*Given request*:
In the listing below, how many lines contain the word "text"? Please respond with the number only.

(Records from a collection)
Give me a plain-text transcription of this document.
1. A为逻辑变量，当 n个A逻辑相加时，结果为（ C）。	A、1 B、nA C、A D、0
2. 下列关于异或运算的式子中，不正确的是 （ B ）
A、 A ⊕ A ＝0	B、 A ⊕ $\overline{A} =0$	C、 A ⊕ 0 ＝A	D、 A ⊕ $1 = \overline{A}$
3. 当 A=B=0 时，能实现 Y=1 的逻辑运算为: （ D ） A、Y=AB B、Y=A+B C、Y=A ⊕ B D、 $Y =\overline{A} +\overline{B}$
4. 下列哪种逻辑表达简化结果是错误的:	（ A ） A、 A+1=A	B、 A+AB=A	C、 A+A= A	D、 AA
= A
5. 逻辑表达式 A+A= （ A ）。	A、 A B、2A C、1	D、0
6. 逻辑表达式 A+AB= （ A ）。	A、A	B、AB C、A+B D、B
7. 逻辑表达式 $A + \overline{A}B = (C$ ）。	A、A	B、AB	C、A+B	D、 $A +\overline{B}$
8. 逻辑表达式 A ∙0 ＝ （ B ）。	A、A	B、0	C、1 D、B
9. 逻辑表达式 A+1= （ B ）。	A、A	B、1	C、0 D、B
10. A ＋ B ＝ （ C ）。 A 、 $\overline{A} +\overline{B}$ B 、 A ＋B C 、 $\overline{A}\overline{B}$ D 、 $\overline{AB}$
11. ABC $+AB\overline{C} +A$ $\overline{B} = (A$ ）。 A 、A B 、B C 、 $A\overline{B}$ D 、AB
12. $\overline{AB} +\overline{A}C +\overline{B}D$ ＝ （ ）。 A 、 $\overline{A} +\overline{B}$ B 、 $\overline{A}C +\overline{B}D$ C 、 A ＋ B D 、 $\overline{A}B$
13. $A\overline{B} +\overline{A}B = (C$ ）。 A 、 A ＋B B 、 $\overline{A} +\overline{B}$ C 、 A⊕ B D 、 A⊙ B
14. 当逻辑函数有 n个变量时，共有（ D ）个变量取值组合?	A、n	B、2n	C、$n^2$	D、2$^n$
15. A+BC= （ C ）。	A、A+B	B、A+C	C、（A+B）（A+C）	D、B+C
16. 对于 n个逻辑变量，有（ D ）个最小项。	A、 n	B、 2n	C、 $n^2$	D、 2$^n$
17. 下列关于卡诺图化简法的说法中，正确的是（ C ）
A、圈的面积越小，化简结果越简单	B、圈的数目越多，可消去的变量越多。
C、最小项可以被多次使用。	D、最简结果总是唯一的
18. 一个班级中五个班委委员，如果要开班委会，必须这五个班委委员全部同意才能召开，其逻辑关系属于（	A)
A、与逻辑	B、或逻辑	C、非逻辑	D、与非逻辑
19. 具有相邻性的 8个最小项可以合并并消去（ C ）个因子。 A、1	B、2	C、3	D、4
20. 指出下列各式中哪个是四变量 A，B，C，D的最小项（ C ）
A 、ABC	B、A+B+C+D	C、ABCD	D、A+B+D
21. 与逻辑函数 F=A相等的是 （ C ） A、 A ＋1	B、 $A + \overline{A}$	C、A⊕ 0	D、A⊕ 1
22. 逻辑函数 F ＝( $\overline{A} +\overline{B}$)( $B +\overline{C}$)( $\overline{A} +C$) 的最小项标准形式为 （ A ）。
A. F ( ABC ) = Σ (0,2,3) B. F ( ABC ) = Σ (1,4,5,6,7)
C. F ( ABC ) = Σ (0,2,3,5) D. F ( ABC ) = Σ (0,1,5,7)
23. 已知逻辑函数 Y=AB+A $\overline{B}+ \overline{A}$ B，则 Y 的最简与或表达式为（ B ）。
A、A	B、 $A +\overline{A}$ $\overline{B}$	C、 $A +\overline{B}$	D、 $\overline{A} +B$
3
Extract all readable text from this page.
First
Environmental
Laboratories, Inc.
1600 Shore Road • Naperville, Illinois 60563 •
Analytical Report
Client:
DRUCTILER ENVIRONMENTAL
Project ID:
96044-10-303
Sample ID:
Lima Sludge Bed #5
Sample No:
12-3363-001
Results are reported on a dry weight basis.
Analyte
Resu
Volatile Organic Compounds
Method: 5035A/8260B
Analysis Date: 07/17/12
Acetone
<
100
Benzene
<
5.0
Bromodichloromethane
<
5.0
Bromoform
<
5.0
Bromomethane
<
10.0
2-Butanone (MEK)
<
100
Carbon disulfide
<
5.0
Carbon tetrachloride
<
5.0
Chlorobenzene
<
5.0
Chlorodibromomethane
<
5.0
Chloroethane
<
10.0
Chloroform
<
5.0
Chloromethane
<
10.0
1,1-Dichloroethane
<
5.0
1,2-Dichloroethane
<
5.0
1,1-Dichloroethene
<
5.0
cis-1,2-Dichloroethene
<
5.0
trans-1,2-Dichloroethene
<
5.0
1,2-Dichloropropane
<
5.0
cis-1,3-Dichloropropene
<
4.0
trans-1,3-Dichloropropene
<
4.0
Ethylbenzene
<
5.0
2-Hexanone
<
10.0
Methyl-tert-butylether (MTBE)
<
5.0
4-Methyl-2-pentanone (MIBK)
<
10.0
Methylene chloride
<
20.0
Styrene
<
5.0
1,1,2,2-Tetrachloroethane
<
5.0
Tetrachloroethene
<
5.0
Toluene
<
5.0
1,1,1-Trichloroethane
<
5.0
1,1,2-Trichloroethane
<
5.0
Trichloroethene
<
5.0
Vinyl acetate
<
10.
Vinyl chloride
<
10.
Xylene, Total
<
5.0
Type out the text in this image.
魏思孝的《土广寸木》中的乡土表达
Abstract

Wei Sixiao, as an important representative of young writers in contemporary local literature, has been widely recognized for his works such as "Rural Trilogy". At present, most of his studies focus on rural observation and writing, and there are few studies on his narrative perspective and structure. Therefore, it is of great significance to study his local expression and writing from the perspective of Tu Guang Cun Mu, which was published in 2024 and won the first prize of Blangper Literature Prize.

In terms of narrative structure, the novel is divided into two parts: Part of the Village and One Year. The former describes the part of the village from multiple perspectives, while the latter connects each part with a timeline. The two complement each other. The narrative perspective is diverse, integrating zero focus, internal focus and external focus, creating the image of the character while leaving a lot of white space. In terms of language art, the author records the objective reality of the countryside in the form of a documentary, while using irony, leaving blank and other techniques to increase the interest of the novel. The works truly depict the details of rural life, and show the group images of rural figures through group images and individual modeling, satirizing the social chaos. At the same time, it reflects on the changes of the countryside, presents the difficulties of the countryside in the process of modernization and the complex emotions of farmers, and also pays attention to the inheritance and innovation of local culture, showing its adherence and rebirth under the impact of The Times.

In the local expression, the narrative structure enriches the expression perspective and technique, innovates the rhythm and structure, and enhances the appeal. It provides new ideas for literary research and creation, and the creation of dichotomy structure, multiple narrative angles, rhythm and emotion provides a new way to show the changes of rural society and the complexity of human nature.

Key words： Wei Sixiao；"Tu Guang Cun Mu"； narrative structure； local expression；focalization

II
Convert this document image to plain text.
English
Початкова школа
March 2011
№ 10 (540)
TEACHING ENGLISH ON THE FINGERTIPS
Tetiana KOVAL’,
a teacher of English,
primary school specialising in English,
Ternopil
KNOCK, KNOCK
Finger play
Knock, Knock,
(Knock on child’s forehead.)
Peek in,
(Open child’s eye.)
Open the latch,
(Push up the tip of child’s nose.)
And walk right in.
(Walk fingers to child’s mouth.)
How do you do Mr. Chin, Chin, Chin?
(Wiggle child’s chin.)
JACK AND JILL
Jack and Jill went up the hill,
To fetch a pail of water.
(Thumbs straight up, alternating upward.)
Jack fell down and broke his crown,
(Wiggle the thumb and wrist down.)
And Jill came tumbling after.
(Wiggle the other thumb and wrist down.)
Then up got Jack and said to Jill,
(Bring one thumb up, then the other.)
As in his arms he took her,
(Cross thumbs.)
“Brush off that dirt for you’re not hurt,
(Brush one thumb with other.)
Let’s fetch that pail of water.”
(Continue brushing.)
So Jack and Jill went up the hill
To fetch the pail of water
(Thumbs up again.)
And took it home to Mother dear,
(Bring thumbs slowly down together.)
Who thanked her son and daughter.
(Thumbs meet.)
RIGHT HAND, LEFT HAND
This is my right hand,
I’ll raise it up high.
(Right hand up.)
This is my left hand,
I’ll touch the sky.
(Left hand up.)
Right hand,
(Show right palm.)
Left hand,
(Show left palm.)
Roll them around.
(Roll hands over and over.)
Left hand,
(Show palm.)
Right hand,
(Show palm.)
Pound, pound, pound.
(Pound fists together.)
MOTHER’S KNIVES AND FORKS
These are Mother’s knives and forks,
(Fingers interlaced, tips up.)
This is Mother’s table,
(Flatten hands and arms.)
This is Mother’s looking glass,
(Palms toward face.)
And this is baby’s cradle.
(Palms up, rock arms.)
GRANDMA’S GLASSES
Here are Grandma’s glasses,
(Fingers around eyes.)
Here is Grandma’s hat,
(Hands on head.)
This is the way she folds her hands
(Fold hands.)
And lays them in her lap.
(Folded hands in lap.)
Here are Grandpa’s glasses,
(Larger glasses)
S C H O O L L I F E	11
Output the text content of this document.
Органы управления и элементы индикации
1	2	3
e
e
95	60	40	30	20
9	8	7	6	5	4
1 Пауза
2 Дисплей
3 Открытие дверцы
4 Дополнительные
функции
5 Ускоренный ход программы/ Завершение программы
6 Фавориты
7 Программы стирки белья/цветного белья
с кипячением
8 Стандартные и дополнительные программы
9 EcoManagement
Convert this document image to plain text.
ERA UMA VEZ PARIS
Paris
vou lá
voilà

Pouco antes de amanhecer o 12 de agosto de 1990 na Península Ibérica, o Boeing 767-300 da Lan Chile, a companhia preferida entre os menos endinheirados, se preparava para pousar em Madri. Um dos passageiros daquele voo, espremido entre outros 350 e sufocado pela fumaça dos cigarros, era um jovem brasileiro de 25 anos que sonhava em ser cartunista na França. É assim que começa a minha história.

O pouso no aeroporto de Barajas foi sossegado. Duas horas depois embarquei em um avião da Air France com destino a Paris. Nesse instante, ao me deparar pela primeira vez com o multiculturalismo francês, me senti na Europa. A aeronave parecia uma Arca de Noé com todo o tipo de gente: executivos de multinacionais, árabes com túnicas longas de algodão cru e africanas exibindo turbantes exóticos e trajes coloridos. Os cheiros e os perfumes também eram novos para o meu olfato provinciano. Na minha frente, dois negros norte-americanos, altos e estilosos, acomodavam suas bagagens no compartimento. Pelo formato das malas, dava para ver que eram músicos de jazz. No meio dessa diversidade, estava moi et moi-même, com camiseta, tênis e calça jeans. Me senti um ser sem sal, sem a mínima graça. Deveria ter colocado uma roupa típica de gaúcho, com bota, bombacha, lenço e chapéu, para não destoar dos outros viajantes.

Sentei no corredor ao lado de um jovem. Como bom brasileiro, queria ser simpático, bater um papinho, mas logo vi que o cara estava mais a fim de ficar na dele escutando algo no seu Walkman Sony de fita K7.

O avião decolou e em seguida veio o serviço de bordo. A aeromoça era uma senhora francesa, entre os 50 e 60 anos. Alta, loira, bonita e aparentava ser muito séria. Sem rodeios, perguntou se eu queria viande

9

*Worked answer*:
6